Task statement | Count the lines that include the string "extract", and give only that number.
^^^^^^^^
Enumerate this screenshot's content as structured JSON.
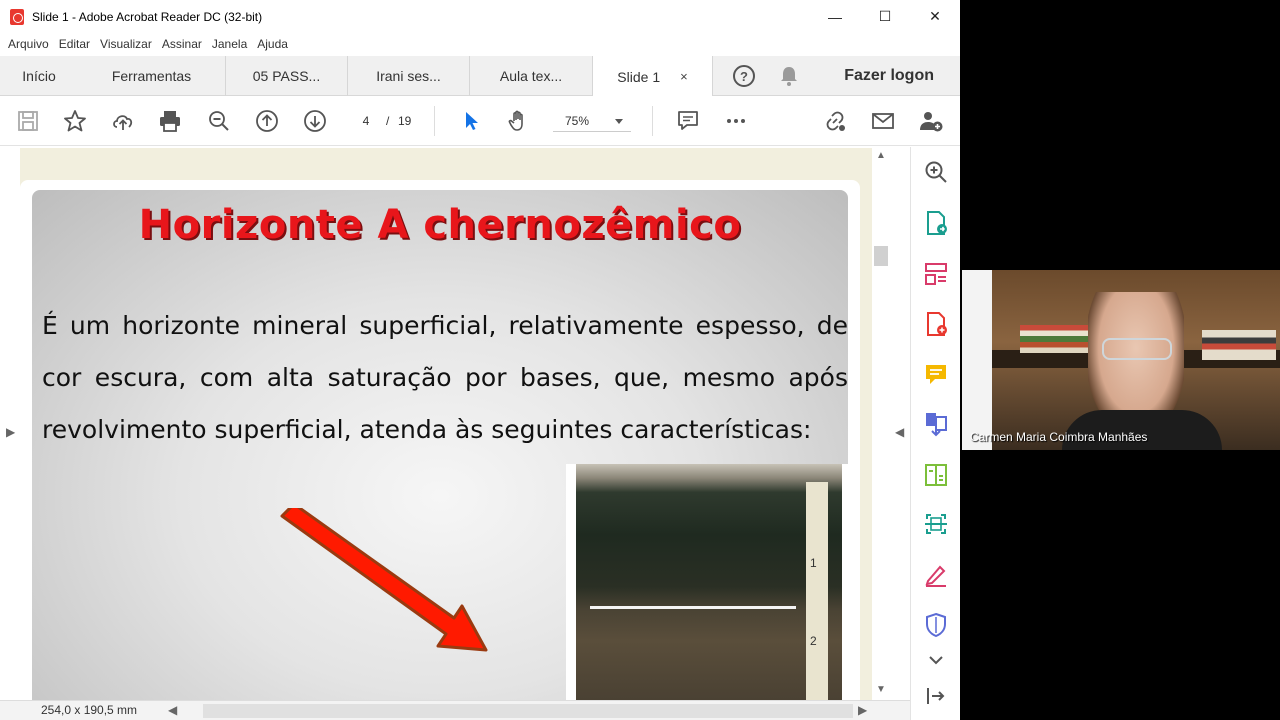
{
  "window": {
    "title": "Slide 1 - Adobe Acrobat Reader DC (32-bit)",
    "minimize": "—",
    "maximize": "☐",
    "close": "✕"
  },
  "menu": [
    "Arquivo",
    "Editar",
    "Visualizar",
    "Assinar",
    "Janela",
    "Ajuda"
  ],
  "tabs": [
    {
      "label": "Início"
    },
    {
      "label": "Ferramentas"
    },
    {
      "label": "05 PASS..."
    },
    {
      "label": "Irani ses..."
    },
    {
      "label": "Aula tex..."
    },
    {
      "label": "Slide 1",
      "close": "×",
      "active": true
    }
  ],
  "tabbar": {
    "help": "?",
    "logon": "Fazer logon"
  },
  "toolbar": {
    "icons": [
      "save-icon",
      "star-icon",
      "upload-icon",
      "print-icon",
      "zoom-out-icon",
      "page-up-icon",
      "page-down-icon",
      "select-cursor-icon",
      "hand-icon",
      "comment-icon",
      "more-icon",
      "link-icon",
      "mail-icon",
      "add-user-icon"
    ],
    "page_current": "4",
    "page_sep": "/",
    "page_total": "19",
    "zoom": "75%"
  },
  "slide": {
    "title": "Horizonte A chernozêmico",
    "body": "É um horizonte mineral superficial, relativamente espesso, de cor escura, com alta saturação por bases, que, mesmo após revolvimento superficial, atenda às seguintes características:",
    "ruler_marks": [
      "1",
      "2"
    ]
  },
  "statusbar": {
    "page_size": "254,0 x 190,5 mm"
  },
  "video": {
    "participant": "Carmen Maria Coimbra Manhães"
  },
  "colors": {
    "title_red": "#e8161b",
    "arrow_red": "#ff1a00",
    "canvas_bg": "#f2efde",
    "accent_blue": "#1473e6",
    "tool_teal": "#1a9e8f"
  }
}
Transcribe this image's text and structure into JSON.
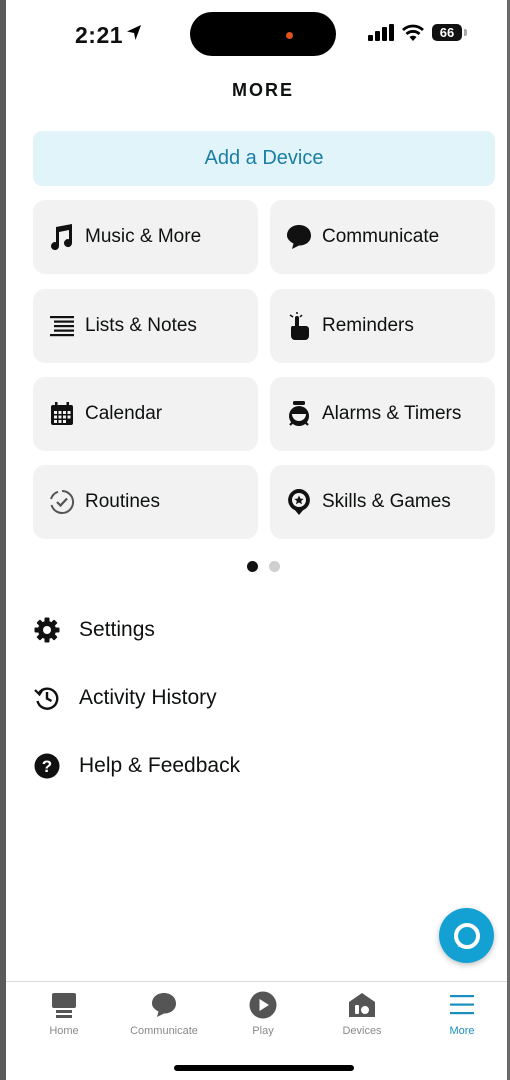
{
  "status_bar": {
    "time": "2:21",
    "battery": "66"
  },
  "header": {
    "title": "MORE"
  },
  "add_device": {
    "label": "Add a Device"
  },
  "tiles": [
    {
      "label": "Music & More",
      "icon": "music-note-icon"
    },
    {
      "label": "Communicate",
      "icon": "chat-bubble-icon"
    },
    {
      "label": "Lists & Notes",
      "icon": "list-icon"
    },
    {
      "label": "Reminders",
      "icon": "reminder-hand-icon"
    },
    {
      "label": "Calendar",
      "icon": "calendar-icon"
    },
    {
      "label": "Alarms & Timers",
      "icon": "alarm-clock-icon"
    },
    {
      "label": "Routines",
      "icon": "routines-icon"
    },
    {
      "label": "Skills & Games",
      "icon": "skills-badge-icon"
    }
  ],
  "pager": {
    "pages": 2,
    "current": 1
  },
  "menu": [
    {
      "label": "Settings",
      "icon": "gear-icon"
    },
    {
      "label": "Activity History",
      "icon": "history-icon"
    },
    {
      "label": "Help & Feedback",
      "icon": "help-icon"
    }
  ],
  "tabs": [
    {
      "label": "Home",
      "icon": "home-icon"
    },
    {
      "label": "Communicate",
      "icon": "chat-bubble-icon"
    },
    {
      "label": "Play",
      "icon": "play-icon"
    },
    {
      "label": "Devices",
      "icon": "devices-icon"
    },
    {
      "label": "More",
      "icon": "menu-lines-icon",
      "active": true
    }
  ],
  "colors": {
    "accent": "#1a8fbf",
    "add_device_bg": "#e1f4fa",
    "tile_bg": "#f2f2f2",
    "alexa_blue": "#13a1d4"
  }
}
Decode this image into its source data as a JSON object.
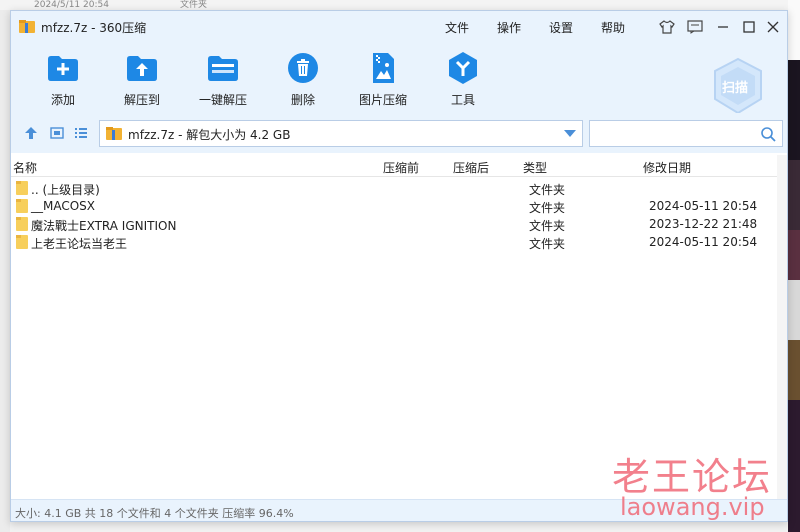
{
  "background": {
    "top_text_left": "2024/5/11 20:54",
    "top_text_right": "文件夹"
  },
  "window": {
    "title": "mfzz.7z - 360压缩",
    "menu": [
      "文件",
      "操作",
      "设置",
      "帮助"
    ],
    "controls": [
      "shirt-icon",
      "feedback-icon",
      "minimize-icon",
      "maximize-icon",
      "close-icon"
    ]
  },
  "toolbar": {
    "items": [
      {
        "label": "添加",
        "icon": "add-folder-icon"
      },
      {
        "label": "解压到",
        "icon": "extract-to-icon"
      },
      {
        "label": "一键解压",
        "icon": "one-click-extract-icon"
      },
      {
        "label": "删除",
        "icon": "delete-icon"
      },
      {
        "label": "图片压缩",
        "icon": "image-compress-icon"
      },
      {
        "label": "工具",
        "icon": "tools-icon"
      }
    ],
    "scan_label": "扫描"
  },
  "address": {
    "text": "mfzz.7z - 解包大小为 4.2 GB",
    "search_placeholder": ""
  },
  "list": {
    "columns": [
      "名称",
      "压缩前",
      "压缩后",
      "类型",
      "修改日期"
    ],
    "rows": [
      {
        "name": ".. (上级目录)",
        "type": "文件夹",
        "date": ""
      },
      {
        "name": "__MACOSX",
        "type": "文件夹",
        "date": "2024-05-11 20:54"
      },
      {
        "name": "魔法戰士EXTRA IGNITION",
        "type": "文件夹",
        "date": "2023-12-22 21:48"
      },
      {
        "name": "上老王论坛当老王",
        "type": "文件夹",
        "date": "2024-05-11 20:54"
      }
    ]
  },
  "status": "大小: 4.1 GB 共 18 个文件和 4 个文件夹 压缩率 96.4%",
  "watermark": {
    "line1": "老王论坛",
    "line2": "laowang.vip"
  },
  "colors": {
    "accent": "#1e88e5",
    "toolbar_bg": "#e9f3fd",
    "folder": "#f7cf5c",
    "watermark": "#f06a78"
  }
}
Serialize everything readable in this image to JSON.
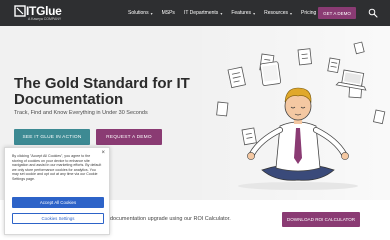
{
  "brand": {
    "name": "ITGlue",
    "sub": "A Kaseya COMPANY"
  },
  "nav": {
    "items": [
      {
        "label": "Solutions",
        "dropdown": true
      },
      {
        "label": "MSPs",
        "dropdown": false
      },
      {
        "label": "IT Departments",
        "dropdown": true
      },
      {
        "label": "Features",
        "dropdown": true
      },
      {
        "label": "Resources",
        "dropdown": true
      },
      {
        "label": "Pricing",
        "dropdown": false
      }
    ],
    "cta": "GET A DEMO",
    "search_icon": "search-icon"
  },
  "hero": {
    "headline": "The Gold Standard for IT Documentation",
    "tagline": "Track, Find and Know Everything in Under 30 Seconds",
    "buttons": {
      "see": "SEE IT GLUE IN ACTION",
      "demo": "REQUEST A DEMO"
    }
  },
  "strip": {
    "text": "documentation upgrade using our ROI Calculator.",
    "button": "DOWNLOAD ROI CALCULATOR"
  },
  "cookie": {
    "text": "By clicking \"Accept All Cookies\", you agree to the storing of cookies on your device to enhance site navigation and assist in our marketing efforts. By default we only store performance cookies for analytics. You may set cookie and opt out at any time via our Cookie Settings page.",
    "accept": "Accept All Cookies",
    "settings": "Cookies Settings",
    "close": "×"
  },
  "colors": {
    "nav_bg": "#2e2f31",
    "accent_purple": "#8a3b73",
    "accent_teal": "#3d8a93",
    "cookie_blue": "#2d63c8"
  }
}
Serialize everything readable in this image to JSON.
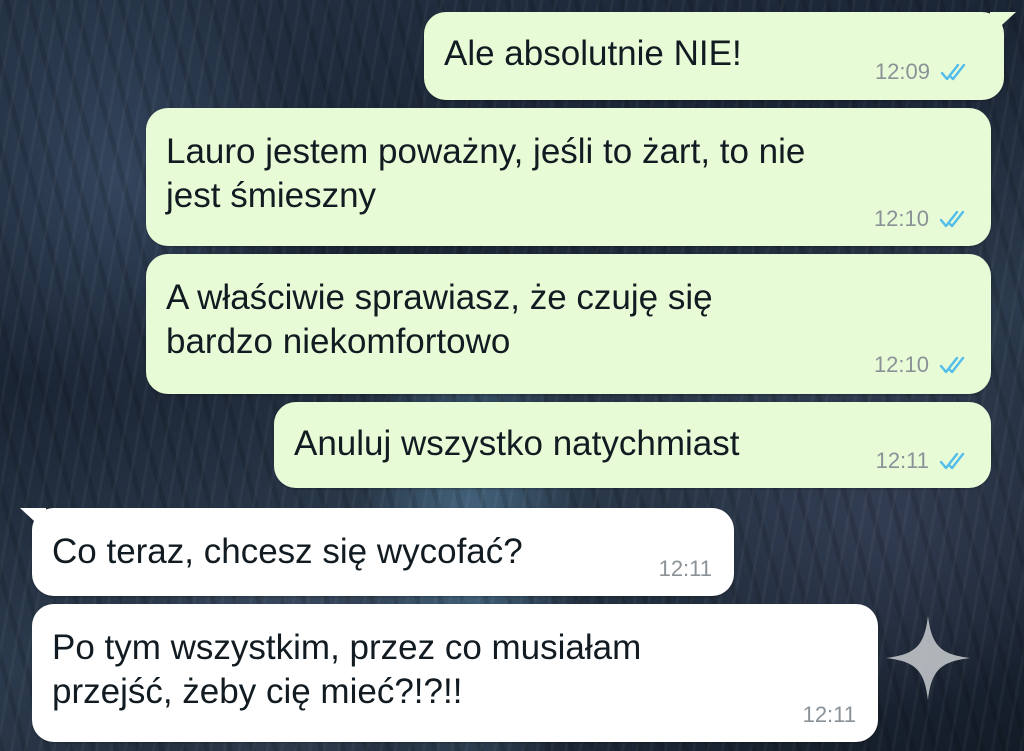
{
  "messages": [
    {
      "direction": "outgoing",
      "text": "Ale absolutnie NIE!",
      "time": "12:09",
      "status": "read-double-check"
    },
    {
      "direction": "outgoing",
      "text": "Lauro jestem poważny, jeśli to żart, to nie\njest śmieszny",
      "time": "12:10",
      "status": "read-double-check"
    },
    {
      "direction": "outgoing",
      "text": "A właściwie sprawiasz, że czuję się\nbardzo niekomfortowo",
      "time": "12:10",
      "status": "read-double-check"
    },
    {
      "direction": "outgoing",
      "text": "Anuluj wszystko natychmiast",
      "time": "12:11",
      "status": "read-double-check"
    },
    {
      "direction": "incoming",
      "text": "Co teraz, chcesz się wycofać?",
      "time": "12:11"
    },
    {
      "direction": "incoming",
      "text": "Po tym wszystkim, przez co musiałam\nprzejść, żeby cię mieć?!?!!",
      "time": "12:11"
    }
  ],
  "icons": {
    "read_receipt": "double-check-icon",
    "overlay": "sparkle-icon"
  },
  "colors": {
    "outgoing_bubble": "#e7fbd7",
    "incoming_bubble": "#ffffff",
    "read_tick": "#53bdeb",
    "timestamp": "#8a9297"
  }
}
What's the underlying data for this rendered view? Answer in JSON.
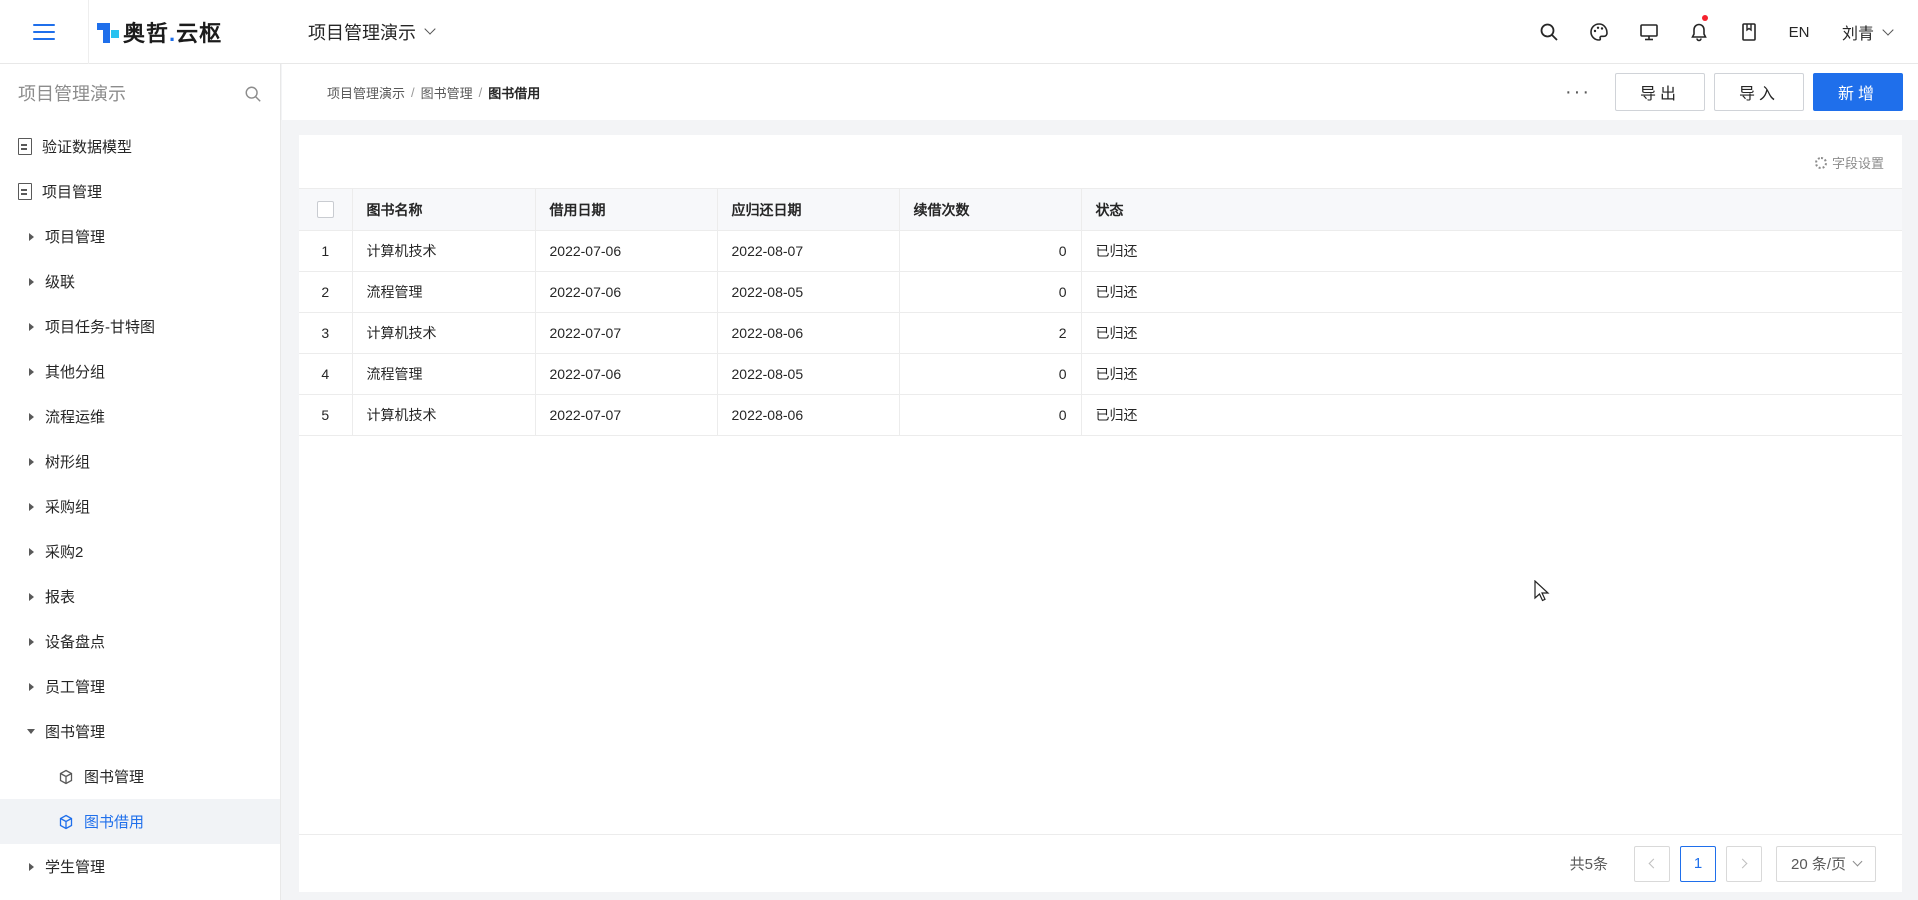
{
  "header": {
    "logo_text_main": "奥哲",
    "logo_text_dot": ".",
    "logo_text_tail": "云枢",
    "app_name": "项目管理演示",
    "lang": "EN",
    "user": "刘青",
    "icons": [
      "search-icon",
      "theme-icon",
      "monitor-icon",
      "bell-icon",
      "bookmark-icon"
    ]
  },
  "sidebar": {
    "search_placeholder": "项目管理演示",
    "items": [
      {
        "label": "验证数据模型",
        "type": "doc"
      },
      {
        "label": "项目管理",
        "type": "doc"
      },
      {
        "label": "项目管理",
        "type": "group"
      },
      {
        "label": "级联",
        "type": "group"
      },
      {
        "label": "项目任务-甘特图",
        "type": "group"
      },
      {
        "label": "其他分组",
        "type": "group"
      },
      {
        "label": "流程运维",
        "type": "group"
      },
      {
        "label": "树形组",
        "type": "group"
      },
      {
        "label": "采购组",
        "type": "group"
      },
      {
        "label": "采购2",
        "type": "group"
      },
      {
        "label": "报表",
        "type": "group"
      },
      {
        "label": "设备盘点",
        "type": "group"
      },
      {
        "label": "员工管理",
        "type": "group"
      },
      {
        "label": "图书管理",
        "type": "group-open"
      },
      {
        "label": "图书管理",
        "type": "child"
      },
      {
        "label": "图书借用",
        "type": "child-active"
      },
      {
        "label": "学生管理",
        "type": "group"
      }
    ]
  },
  "breadcrumb": [
    "项目管理演示",
    "图书管理",
    "图书借用"
  ],
  "breadcrumb_sep": "/",
  "toolbar": {
    "more": "···",
    "export": "导出",
    "import": "导入",
    "add": "新增"
  },
  "table": {
    "field_settings": "字段设置",
    "columns": [
      "图书名称",
      "借用日期",
      "应归还日期",
      "续借次数",
      "状态"
    ],
    "rows": [
      {
        "idx": "1",
        "name": "计算机技术",
        "borrow": "2022-07-06",
        "due": "2022-08-07",
        "renew": "0",
        "status": "已归还"
      },
      {
        "idx": "2",
        "name": "流程管理",
        "borrow": "2022-07-06",
        "due": "2022-08-05",
        "renew": "0",
        "status": "已归还"
      },
      {
        "idx": "3",
        "name": "计算机技术",
        "borrow": "2022-07-07",
        "due": "2022-08-06",
        "renew": "2",
        "status": "已归还"
      },
      {
        "idx": "4",
        "name": "流程管理",
        "borrow": "2022-07-06",
        "due": "2022-08-05",
        "renew": "0",
        "status": "已归还"
      },
      {
        "idx": "5",
        "name": "计算机技术",
        "borrow": "2022-07-07",
        "due": "2022-08-06",
        "renew": "0",
        "status": "已归还"
      }
    ]
  },
  "pagination": {
    "total": "共5条",
    "current_page": "1",
    "page_size": "20 条/页"
  },
  "colors": {
    "primary": "#1f6feb",
    "notification_dot": "#f5222d"
  }
}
^^^^^^^^
Task response | 2